==== Data in this exercise

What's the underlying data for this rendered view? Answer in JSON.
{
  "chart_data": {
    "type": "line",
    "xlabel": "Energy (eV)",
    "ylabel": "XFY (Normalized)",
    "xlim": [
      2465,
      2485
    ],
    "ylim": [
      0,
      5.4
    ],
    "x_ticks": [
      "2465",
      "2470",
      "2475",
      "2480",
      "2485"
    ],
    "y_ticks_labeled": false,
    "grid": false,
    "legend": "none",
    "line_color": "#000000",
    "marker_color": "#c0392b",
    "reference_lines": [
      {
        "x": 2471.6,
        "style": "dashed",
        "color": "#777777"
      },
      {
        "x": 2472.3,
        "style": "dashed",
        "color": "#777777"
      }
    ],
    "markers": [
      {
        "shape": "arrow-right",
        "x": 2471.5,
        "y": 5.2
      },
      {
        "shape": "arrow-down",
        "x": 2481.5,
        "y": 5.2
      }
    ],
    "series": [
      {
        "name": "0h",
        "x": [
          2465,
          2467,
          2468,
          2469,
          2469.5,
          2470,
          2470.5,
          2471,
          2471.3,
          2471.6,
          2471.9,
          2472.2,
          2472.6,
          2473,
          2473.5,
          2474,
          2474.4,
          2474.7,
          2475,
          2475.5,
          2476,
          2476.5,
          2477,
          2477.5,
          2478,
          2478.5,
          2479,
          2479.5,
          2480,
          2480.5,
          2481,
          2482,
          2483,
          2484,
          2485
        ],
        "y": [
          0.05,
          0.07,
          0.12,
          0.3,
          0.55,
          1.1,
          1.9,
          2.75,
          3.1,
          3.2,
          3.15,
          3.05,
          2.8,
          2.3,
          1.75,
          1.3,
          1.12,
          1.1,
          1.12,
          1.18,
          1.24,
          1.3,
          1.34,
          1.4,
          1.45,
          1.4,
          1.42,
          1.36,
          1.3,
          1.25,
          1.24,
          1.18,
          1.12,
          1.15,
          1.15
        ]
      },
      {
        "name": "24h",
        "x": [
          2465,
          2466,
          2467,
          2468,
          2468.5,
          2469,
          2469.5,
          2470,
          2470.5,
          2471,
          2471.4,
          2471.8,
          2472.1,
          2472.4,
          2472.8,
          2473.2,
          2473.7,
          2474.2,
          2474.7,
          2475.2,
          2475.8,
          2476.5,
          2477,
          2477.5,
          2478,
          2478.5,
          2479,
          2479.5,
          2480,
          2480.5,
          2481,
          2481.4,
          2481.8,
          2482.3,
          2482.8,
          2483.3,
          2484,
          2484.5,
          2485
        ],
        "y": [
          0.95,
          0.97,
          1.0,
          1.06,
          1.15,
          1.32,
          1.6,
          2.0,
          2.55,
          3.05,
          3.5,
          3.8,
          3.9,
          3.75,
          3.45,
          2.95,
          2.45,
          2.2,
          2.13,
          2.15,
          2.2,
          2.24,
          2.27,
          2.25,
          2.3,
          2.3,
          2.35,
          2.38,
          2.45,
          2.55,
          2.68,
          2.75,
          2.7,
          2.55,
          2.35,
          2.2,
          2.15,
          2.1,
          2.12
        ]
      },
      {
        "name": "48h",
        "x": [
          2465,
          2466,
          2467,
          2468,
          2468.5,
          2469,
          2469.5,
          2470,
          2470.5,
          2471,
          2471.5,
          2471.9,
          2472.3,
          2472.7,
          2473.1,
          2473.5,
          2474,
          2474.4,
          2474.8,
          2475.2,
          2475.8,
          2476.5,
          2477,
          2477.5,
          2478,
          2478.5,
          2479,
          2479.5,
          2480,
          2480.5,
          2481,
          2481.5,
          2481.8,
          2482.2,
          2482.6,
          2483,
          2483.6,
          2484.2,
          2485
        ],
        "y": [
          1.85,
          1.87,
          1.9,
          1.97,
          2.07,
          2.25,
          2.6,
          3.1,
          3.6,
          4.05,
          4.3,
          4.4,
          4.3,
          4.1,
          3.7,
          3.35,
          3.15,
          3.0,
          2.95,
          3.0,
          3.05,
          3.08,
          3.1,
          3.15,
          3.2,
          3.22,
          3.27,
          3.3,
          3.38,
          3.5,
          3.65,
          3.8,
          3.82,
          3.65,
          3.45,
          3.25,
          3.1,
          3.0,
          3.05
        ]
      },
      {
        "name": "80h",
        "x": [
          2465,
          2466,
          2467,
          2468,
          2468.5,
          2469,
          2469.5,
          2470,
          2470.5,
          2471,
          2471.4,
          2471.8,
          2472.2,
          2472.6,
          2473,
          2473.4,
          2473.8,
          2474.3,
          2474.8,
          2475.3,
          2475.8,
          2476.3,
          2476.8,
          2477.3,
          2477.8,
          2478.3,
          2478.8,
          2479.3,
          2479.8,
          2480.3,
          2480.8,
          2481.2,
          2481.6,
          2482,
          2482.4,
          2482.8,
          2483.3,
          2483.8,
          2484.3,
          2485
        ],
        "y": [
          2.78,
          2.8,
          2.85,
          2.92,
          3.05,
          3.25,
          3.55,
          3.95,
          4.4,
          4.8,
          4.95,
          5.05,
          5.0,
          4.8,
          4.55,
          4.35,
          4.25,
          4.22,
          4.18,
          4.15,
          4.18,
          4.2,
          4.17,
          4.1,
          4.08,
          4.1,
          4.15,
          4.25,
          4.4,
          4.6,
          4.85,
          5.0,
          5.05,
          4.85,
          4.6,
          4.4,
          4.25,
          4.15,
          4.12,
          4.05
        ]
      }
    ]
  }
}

========

*Task to carry out:* Write out the data exactly as it stands.

*Result for this task:*
What's the underlying data for this rendered view? Answer in JSON.
{
  "chart_data": {
    "type": "line",
    "xlabel": "Energy (eV)",
    "ylabel": "XFY (Normalized)",
    "xlim": [
      2465,
      2485
    ],
    "ylim": [
      0,
      5.4
    ],
    "x_ticks": [
      "2465",
      "2470",
      "2475",
      "2480",
      "2485"
    ],
    "y_ticks_labeled": false,
    "grid": false,
    "legend": "none",
    "line_color": "#000000",
    "marker_color": "#c0392b",
    "reference_lines": [
      {
        "x": 2471.6,
        "style": "dashed",
        "color": "#777777"
      },
      {
        "x": 2472.3,
        "style": "dashed",
        "color": "#777777"
      }
    ],
    "markers": [
      {
        "shape": "arrow-right",
        "x": 2471.5,
        "y": 5.2
      },
      {
        "shape": "arrow-down",
        "x": 2481.5,
        "y": 5.2
      }
    ],
    "series": [
      {
        "name": "0h",
        "x": [
          2465,
          2467,
          2468,
          2469,
          2469.5,
          2470,
          2470.5,
          2471,
          2471.3,
          2471.6,
          2471.9,
          2472.2,
          2472.6,
          2473,
          2473.5,
          2474,
          2474.4,
          2474.7,
          2475,
          2475.5,
          2476,
          2476.5,
          2477,
          2477.5,
          2478,
          2478.5,
          2479,
          2479.5,
          2480,
          2480.5,
          2481,
          2482,
          2483,
          2484,
          2485
        ],
        "y": [
          0.05,
          0.07,
          0.12,
          0.3,
          0.55,
          1.1,
          1.9,
          2.75,
          3.1,
          3.2,
          3.15,
          3.05,
          2.8,
          2.3,
          1.75,
          1.3,
          1.12,
          1.1,
          1.12,
          1.18,
          1.24,
          1.3,
          1.34,
          1.4,
          1.45,
          1.4,
          1.42,
          1.36,
          1.3,
          1.25,
          1.24,
          1.18,
          1.12,
          1.15,
          1.15
        ]
      },
      {
        "name": "24h",
        "x": [
          2465,
          2466,
          2467,
          2468,
          2468.5,
          2469,
          2469.5,
          2470,
          2470.5,
          2471,
          2471.4,
          2471.8,
          2472.1,
          2472.4,
          2472.8,
          2473.2,
          2473.7,
          2474.2,
          2474.7,
          2475.2,
          2475.8,
          2476.5,
          2477,
          2477.5,
          2478,
          2478.5,
          2479,
          2479.5,
          2480,
          2480.5,
          2481,
          2481.4,
          2481.8,
          2482.3,
          2482.8,
          2483.3,
          2484,
          2484.5,
          2485
        ],
        "y": [
          0.95,
          0.97,
          1.0,
          1.06,
          1.15,
          1.32,
          1.6,
          2.0,
          2.55,
          3.05,
          3.5,
          3.8,
          3.9,
          3.75,
          3.45,
          2.95,
          2.45,
          2.2,
          2.13,
          2.15,
          2.2,
          2.24,
          2.27,
          2.25,
          2.3,
          2.3,
          2.35,
          2.38,
          2.45,
          2.55,
          2.68,
          2.75,
          2.7,
          2.55,
          2.35,
          2.2,
          2.15,
          2.1,
          2.12
        ]
      },
      {
        "name": "48h",
        "x": [
          2465,
          2466,
          2467,
          2468,
          2468.5,
          2469,
          2469.5,
          2470,
          2470.5,
          2471,
          2471.5,
          2471.9,
          2472.3,
          2472.7,
          2473.1,
          2473.5,
          2474,
          2474.4,
          2474.8,
          2475.2,
          2475.8,
          2476.5,
          2477,
          2477.5,
          2478,
          2478.5,
          2479,
          2479.5,
          2480,
          2480.5,
          2481,
          2481.5,
          2481.8,
          2482.2,
          2482.6,
          2483,
          2483.6,
          2484.2,
          2485
        ],
        "y": [
          1.85,
          1.87,
          1.9,
          1.97,
          2.07,
          2.25,
          2.6,
          3.1,
          3.6,
          4.05,
          4.3,
          4.4,
          4.3,
          4.1,
          3.7,
          3.35,
          3.15,
          3.0,
          2.95,
          3.0,
          3.05,
          3.08,
          3.1,
          3.15,
          3.2,
          3.22,
          3.27,
          3.3,
          3.38,
          3.5,
          3.65,
          3.8,
          3.82,
          3.65,
          3.45,
          3.25,
          3.1,
          3.0,
          3.05
        ]
      },
      {
        "name": "80h",
        "x": [
          2465,
          2466,
          2467,
          2468,
          2468.5,
          2469,
          2469.5,
          2470,
          2470.5,
          2471,
          2471.4,
          2471.8,
          2472.2,
          2472.6,
          2473,
          2473.4,
          2473.8,
          2474.3,
          2474.8,
          2475.3,
          2475.8,
          2476.3,
          2476.8,
          2477.3,
          2477.8,
          2478.3,
          2478.8,
          2479.3,
          2479.8,
          2480.3,
          2480.8,
          2481.2,
          2481.6,
          2482,
          2482.4,
          2482.8,
          2483.3,
          2483.8,
          2484.3,
          2485
        ],
        "y": [
          2.78,
          2.8,
          2.85,
          2.92,
          3.05,
          3.25,
          3.55,
          3.95,
          4.4,
          4.8,
          4.95,
          5.05,
          5.0,
          4.8,
          4.55,
          4.35,
          4.25,
          4.22,
          4.18,
          4.15,
          4.18,
          4.2,
          4.17,
          4.1,
          4.08,
          4.1,
          4.15,
          4.25,
          4.4,
          4.6,
          4.85,
          5.0,
          5.05,
          4.85,
          4.6,
          4.4,
          4.25,
          4.15,
          4.12,
          4.05
        ]
      }
    ]
  }
}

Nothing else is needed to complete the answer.